— START Extracted records —

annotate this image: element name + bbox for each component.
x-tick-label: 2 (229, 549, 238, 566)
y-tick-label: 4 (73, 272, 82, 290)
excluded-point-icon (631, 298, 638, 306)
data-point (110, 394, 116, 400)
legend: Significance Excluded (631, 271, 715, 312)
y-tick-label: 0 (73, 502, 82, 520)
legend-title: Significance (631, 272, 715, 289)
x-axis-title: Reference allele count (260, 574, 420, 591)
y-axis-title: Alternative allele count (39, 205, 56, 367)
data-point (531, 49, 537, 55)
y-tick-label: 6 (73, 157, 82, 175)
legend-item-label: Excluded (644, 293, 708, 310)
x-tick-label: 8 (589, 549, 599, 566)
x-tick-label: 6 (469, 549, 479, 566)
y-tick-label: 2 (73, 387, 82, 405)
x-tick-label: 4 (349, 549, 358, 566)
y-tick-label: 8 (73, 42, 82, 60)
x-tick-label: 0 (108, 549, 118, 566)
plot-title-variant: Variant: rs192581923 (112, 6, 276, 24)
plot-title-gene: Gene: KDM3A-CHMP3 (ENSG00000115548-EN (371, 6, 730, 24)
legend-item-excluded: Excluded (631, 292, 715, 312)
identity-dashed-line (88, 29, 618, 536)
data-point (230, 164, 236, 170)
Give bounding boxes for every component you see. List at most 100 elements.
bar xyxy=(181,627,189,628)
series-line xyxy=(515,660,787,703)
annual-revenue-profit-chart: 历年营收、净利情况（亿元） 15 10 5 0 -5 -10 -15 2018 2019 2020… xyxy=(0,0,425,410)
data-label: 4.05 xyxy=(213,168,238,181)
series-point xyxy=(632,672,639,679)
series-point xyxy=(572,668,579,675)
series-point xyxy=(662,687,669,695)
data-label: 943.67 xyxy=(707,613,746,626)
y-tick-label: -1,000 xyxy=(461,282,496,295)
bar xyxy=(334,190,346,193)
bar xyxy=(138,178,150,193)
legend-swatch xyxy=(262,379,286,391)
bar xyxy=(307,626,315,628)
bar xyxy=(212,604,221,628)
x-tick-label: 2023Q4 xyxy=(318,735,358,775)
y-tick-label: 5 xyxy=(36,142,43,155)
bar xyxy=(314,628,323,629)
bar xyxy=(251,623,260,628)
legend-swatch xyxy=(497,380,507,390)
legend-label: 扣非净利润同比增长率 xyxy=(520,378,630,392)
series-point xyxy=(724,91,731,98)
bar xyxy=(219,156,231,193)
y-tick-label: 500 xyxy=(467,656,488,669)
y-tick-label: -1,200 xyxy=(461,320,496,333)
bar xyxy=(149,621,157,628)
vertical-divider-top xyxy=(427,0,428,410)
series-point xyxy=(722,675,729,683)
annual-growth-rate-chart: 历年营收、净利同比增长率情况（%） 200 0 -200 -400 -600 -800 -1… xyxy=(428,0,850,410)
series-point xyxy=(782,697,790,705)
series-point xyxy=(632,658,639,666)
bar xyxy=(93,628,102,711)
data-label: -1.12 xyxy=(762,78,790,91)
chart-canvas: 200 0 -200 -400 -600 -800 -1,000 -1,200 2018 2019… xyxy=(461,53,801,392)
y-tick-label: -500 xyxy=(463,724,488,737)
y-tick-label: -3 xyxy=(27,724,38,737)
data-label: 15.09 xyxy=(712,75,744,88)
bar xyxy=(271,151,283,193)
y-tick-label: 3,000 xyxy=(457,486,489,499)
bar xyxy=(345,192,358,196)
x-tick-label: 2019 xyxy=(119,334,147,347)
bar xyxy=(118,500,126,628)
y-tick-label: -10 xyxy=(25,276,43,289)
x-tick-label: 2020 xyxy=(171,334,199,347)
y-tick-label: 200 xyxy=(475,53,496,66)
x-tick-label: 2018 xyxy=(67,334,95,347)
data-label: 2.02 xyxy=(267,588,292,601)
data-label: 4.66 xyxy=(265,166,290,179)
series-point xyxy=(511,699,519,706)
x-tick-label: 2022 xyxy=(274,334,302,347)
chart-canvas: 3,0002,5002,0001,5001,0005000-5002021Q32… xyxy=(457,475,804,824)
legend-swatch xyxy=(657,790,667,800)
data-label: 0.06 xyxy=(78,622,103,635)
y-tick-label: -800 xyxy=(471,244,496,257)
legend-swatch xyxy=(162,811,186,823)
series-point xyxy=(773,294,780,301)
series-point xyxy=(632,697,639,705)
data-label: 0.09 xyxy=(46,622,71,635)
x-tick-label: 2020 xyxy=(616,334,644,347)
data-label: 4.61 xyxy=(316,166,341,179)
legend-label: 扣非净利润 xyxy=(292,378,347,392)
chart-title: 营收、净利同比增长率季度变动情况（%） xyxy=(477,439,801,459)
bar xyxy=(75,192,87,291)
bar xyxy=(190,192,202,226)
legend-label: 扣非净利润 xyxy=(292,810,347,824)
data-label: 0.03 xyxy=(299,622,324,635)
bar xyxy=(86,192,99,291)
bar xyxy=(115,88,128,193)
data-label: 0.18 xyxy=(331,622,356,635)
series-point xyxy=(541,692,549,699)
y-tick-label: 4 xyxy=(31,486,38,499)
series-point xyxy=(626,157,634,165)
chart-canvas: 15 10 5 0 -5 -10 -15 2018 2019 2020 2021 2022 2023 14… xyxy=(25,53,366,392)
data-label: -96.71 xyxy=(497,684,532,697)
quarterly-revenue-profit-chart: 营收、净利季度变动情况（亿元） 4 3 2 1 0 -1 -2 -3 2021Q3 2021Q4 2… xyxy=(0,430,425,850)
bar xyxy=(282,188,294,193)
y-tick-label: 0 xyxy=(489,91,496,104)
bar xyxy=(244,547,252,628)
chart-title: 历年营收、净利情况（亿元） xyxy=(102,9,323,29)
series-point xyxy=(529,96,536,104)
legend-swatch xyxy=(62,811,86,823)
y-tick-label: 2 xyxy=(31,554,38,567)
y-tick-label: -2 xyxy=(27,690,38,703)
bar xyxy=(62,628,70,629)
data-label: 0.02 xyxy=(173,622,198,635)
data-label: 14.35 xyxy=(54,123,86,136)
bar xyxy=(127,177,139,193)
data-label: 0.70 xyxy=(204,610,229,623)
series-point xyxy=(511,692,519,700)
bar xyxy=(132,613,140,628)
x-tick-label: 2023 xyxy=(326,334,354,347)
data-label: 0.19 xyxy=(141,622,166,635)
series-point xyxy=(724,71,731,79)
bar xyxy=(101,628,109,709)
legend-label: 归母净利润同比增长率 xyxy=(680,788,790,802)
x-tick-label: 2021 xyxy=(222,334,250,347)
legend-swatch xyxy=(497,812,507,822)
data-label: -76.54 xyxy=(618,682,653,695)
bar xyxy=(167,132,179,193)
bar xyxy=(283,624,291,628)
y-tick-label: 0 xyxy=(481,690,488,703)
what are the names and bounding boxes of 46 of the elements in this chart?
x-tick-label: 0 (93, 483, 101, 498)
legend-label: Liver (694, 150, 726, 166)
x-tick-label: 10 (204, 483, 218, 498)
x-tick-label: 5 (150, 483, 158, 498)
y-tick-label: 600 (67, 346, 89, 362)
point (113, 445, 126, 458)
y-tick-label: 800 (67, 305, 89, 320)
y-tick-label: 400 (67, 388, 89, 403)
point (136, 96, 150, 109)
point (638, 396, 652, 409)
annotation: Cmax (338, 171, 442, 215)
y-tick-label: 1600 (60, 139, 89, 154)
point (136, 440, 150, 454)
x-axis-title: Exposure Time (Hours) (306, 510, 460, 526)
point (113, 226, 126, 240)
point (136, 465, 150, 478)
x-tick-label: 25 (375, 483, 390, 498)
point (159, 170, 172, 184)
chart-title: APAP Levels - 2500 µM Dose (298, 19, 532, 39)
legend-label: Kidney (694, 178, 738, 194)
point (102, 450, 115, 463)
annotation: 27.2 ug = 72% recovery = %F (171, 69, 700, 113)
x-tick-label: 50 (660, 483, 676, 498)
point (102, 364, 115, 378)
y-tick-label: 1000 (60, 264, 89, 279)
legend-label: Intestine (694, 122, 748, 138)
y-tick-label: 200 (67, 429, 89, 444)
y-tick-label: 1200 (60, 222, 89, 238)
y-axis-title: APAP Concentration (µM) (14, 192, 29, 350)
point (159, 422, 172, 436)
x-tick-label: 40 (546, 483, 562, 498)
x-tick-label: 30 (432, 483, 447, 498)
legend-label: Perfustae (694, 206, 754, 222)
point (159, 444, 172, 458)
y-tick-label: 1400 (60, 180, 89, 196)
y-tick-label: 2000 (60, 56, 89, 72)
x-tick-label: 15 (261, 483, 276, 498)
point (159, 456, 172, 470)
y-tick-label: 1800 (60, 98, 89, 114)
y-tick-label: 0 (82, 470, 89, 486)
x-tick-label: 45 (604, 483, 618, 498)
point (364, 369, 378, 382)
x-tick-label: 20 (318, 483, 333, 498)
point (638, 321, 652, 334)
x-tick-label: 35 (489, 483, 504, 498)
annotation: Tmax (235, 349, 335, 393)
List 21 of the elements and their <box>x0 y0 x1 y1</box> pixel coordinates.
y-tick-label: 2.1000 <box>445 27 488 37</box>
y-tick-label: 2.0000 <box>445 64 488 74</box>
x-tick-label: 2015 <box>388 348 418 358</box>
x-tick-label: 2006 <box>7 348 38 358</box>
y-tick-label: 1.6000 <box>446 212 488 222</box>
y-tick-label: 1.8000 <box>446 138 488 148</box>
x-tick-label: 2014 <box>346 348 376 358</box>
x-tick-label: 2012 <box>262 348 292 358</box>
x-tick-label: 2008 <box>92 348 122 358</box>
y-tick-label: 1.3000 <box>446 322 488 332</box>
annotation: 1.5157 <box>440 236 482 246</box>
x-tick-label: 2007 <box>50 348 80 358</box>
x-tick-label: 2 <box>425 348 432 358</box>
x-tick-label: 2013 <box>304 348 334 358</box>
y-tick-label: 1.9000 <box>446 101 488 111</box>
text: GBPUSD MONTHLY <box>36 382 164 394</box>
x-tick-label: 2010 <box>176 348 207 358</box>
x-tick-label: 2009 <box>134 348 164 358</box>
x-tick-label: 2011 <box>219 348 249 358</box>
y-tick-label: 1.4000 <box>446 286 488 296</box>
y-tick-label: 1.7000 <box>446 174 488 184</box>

— END Extracted records —

Short task – Extract the lines of the saved entries above, from the first line through the line containing "x-axis-title: Reference allele", copying them without any change.

Task result –
annotate this image: element name + bbox for each component.
x-tick-label: 2 (229, 549, 238, 566)
y-tick-label: 4 (73, 272, 82, 290)
excluded-point-icon (631, 298, 638, 306)
data-point (110, 394, 116, 400)
legend: Significance Excluded (631, 271, 715, 312)
y-tick-label: 0 (73, 502, 82, 520)
legend-title: Significance (631, 272, 715, 289)
x-axis-title: Reference allele count (260, 574, 420, 591)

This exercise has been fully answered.